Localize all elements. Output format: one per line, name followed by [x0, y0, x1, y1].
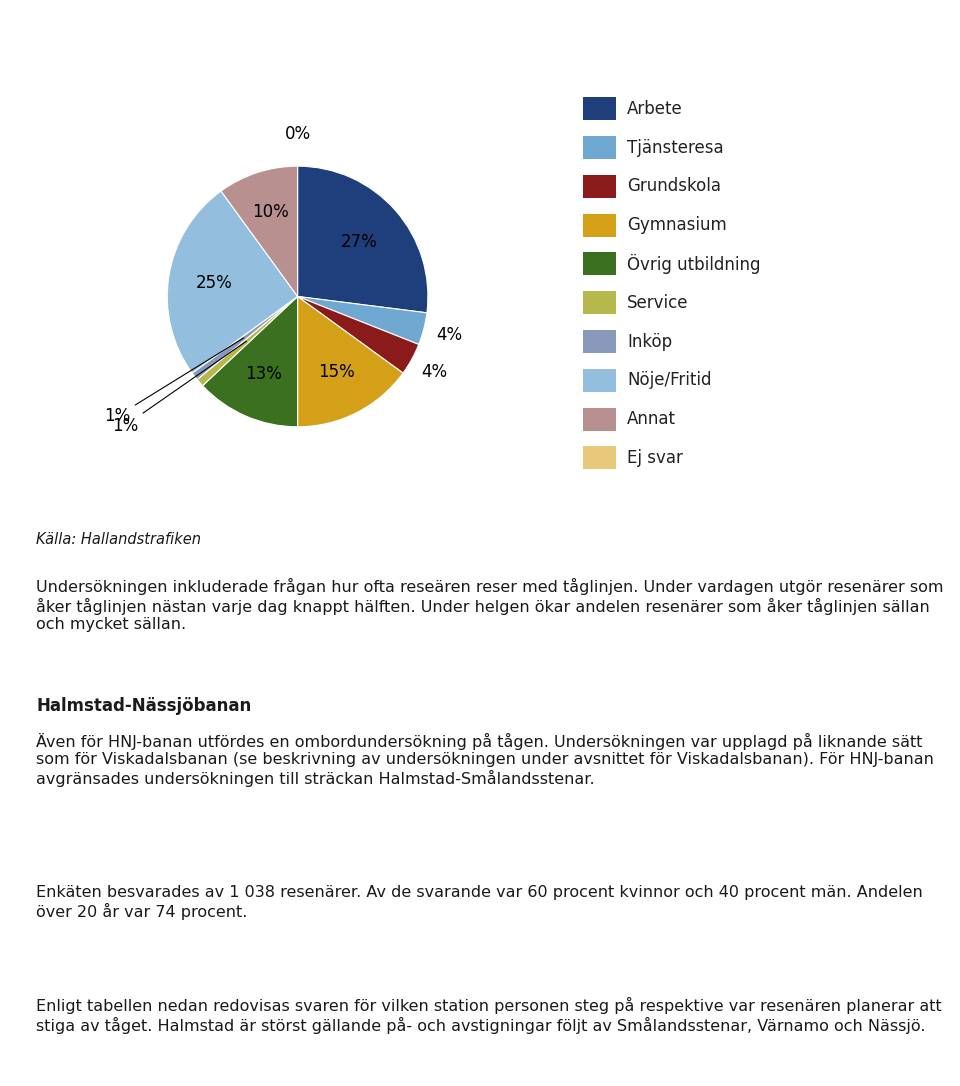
- Bar: [584, 136, 616, 159]
- Text: 1%: 1%: [104, 338, 244, 426]
- Wedge shape: [192, 296, 298, 379]
- Text: Gymnasium: Gymnasium: [627, 216, 727, 235]
- Text: 13%: 13%: [246, 365, 282, 383]
- Wedge shape: [167, 191, 298, 374]
- Bar: [584, 330, 616, 353]
- Wedge shape: [203, 296, 298, 427]
- Wedge shape: [298, 296, 427, 344]
- Text: VISKADALSBANAN: ÄRENDEFÖRDELNING VARDAG: VISKADALSBANAN: ÄRENDEFÖRDELNING VARDAG: [169, 30, 791, 51]
- Wedge shape: [298, 296, 419, 374]
- Bar: [584, 446, 616, 469]
- Bar: [584, 252, 616, 276]
- Text: Övrig utbildning: Övrig utbildning: [627, 254, 760, 274]
- Text: 4%: 4%: [421, 363, 447, 381]
- Text: Arbete: Arbete: [627, 100, 683, 117]
- Wedge shape: [197, 296, 298, 386]
- Bar: [584, 407, 616, 430]
- Bar: [584, 369, 616, 392]
- Text: Ej svar: Ej svar: [627, 449, 683, 467]
- Bar: [584, 175, 616, 198]
- Text: 1%: 1%: [111, 341, 247, 434]
- Text: 10%: 10%: [252, 203, 289, 222]
- Wedge shape: [298, 166, 428, 313]
- Text: Enligt tabellen nedan redovisas svaren för vilken station personen steg på respe: Enligt tabellen nedan redovisas svaren f…: [36, 997, 942, 1034]
- Text: Enkäten besvarades av 1 038 resenärer. Av de svarande var 60 procent kvinnor och: Enkäten besvarades av 1 038 resenärer. A…: [36, 885, 924, 920]
- Text: 27%: 27%: [341, 233, 377, 251]
- Text: 15%: 15%: [318, 363, 354, 381]
- Text: Inköp: Inköp: [627, 332, 672, 351]
- Text: Service: Service: [627, 293, 688, 312]
- Text: Källa: Hallandstrafiken: Källa: Hallandstrafiken: [36, 532, 202, 547]
- Text: Nöje/Fritid: Nöje/Fritid: [627, 371, 711, 389]
- Bar: [584, 291, 616, 314]
- Bar: [584, 214, 616, 237]
- Text: Tjänsteresa: Tjänsteresa: [627, 139, 724, 156]
- Text: 4%: 4%: [436, 327, 462, 344]
- Text: Undersökningen inkluderade frågan hur ofta reseären reser med tåglinjen. Under v: Undersökningen inkluderade frågan hur of…: [36, 578, 944, 632]
- Text: Även för HNJ-banan utfördes en ombordundersökning på tågen. Undersökningen var u: Även för HNJ-banan utfördes en ombordund…: [36, 733, 934, 787]
- Wedge shape: [298, 296, 403, 427]
- Text: Annat: Annat: [627, 411, 676, 428]
- Text: Grundskola: Grundskola: [627, 177, 721, 195]
- Wedge shape: [221, 166, 298, 296]
- Text: 25%: 25%: [196, 275, 232, 292]
- Bar: [584, 98, 616, 121]
- Text: Halmstad-Nässjöbanan: Halmstad-Nässjöbanan: [36, 697, 252, 716]
- Text: 0%: 0%: [284, 125, 311, 142]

++++

* [Job] Copy every line of the records above verbatim, leaving out the pictures.

* [Response to this exercise]
Localize all elements. Output format: one per line, name followed by [x0, y0, x1, y1].
- Bar: [584, 136, 616, 159]
- Text: 1%: 1%: [104, 338, 244, 426]
- Wedge shape: [192, 296, 298, 379]
- Text: Gymnasium: Gymnasium: [627, 216, 727, 235]
- Text: 13%: 13%: [246, 365, 282, 383]
- Wedge shape: [167, 191, 298, 374]
- Bar: [584, 330, 616, 353]
- Wedge shape: [203, 296, 298, 427]
- Wedge shape: [298, 296, 427, 344]
- Text: VISKADALSBANAN: ÄRENDEFÖRDELNING VARDAG: VISKADALSBANAN: ÄRENDEFÖRDELNING VARDAG: [169, 30, 791, 51]
- Wedge shape: [298, 296, 419, 374]
- Bar: [584, 446, 616, 469]
- Bar: [584, 252, 616, 276]
- Text: Övrig utbildning: Övrig utbildning: [627, 254, 760, 274]
- Text: 4%: 4%: [421, 363, 447, 381]
- Text: Arbete: Arbete: [627, 100, 683, 117]
- Wedge shape: [197, 296, 298, 386]
- Bar: [584, 407, 616, 430]
- Bar: [584, 369, 616, 392]
- Text: Ej svar: Ej svar: [627, 449, 683, 467]
- Bar: [584, 175, 616, 198]
- Text: 1%: 1%: [111, 341, 247, 434]
- Text: 10%: 10%: [252, 203, 289, 222]
- Wedge shape: [298, 166, 428, 313]
- Text: Enligt tabellen nedan redovisas svaren för vilken station personen steg på respe: Enligt tabellen nedan redovisas svaren f…: [36, 997, 942, 1034]
- Text: Enkäten besvarades av 1 038 resenärer. Av de svarande var 60 procent kvinnor och: Enkäten besvarades av 1 038 resenärer. A…: [36, 885, 924, 920]
- Text: 27%: 27%: [341, 233, 377, 251]
- Text: 15%: 15%: [318, 363, 354, 381]
- Text: Inköp: Inköp: [627, 332, 672, 351]
- Text: Service: Service: [627, 293, 688, 312]
- Text: Källa: Hallandstrafiken: Källa: Hallandstrafiken: [36, 532, 202, 547]
- Text: Nöje/Fritid: Nöje/Fritid: [627, 371, 711, 389]
- Bar: [584, 291, 616, 314]
- Bar: [584, 214, 616, 237]
- Text: Tjänsteresa: Tjänsteresa: [627, 139, 724, 156]
- Text: 4%: 4%: [436, 327, 462, 344]
- Text: Undersökningen inkluderade frågan hur ofta reseären reser med tåglinjen. Under v: Undersökningen inkluderade frågan hur of…: [36, 578, 944, 632]
- Text: Även för HNJ-banan utfördes en ombordundersökning på tågen. Undersökningen var u: Även för HNJ-banan utfördes en ombordund…: [36, 733, 934, 787]
- Wedge shape: [298, 296, 403, 427]
- Text: Annat: Annat: [627, 411, 676, 428]
- Text: Grundskola: Grundskola: [627, 177, 721, 195]
- Wedge shape: [221, 166, 298, 296]
- Text: 25%: 25%: [196, 275, 232, 292]
- Bar: [584, 98, 616, 121]
- Text: Halmstad-Nässjöbanan: Halmstad-Nässjöbanan: [36, 697, 252, 716]
- Text: 0%: 0%: [284, 125, 311, 142]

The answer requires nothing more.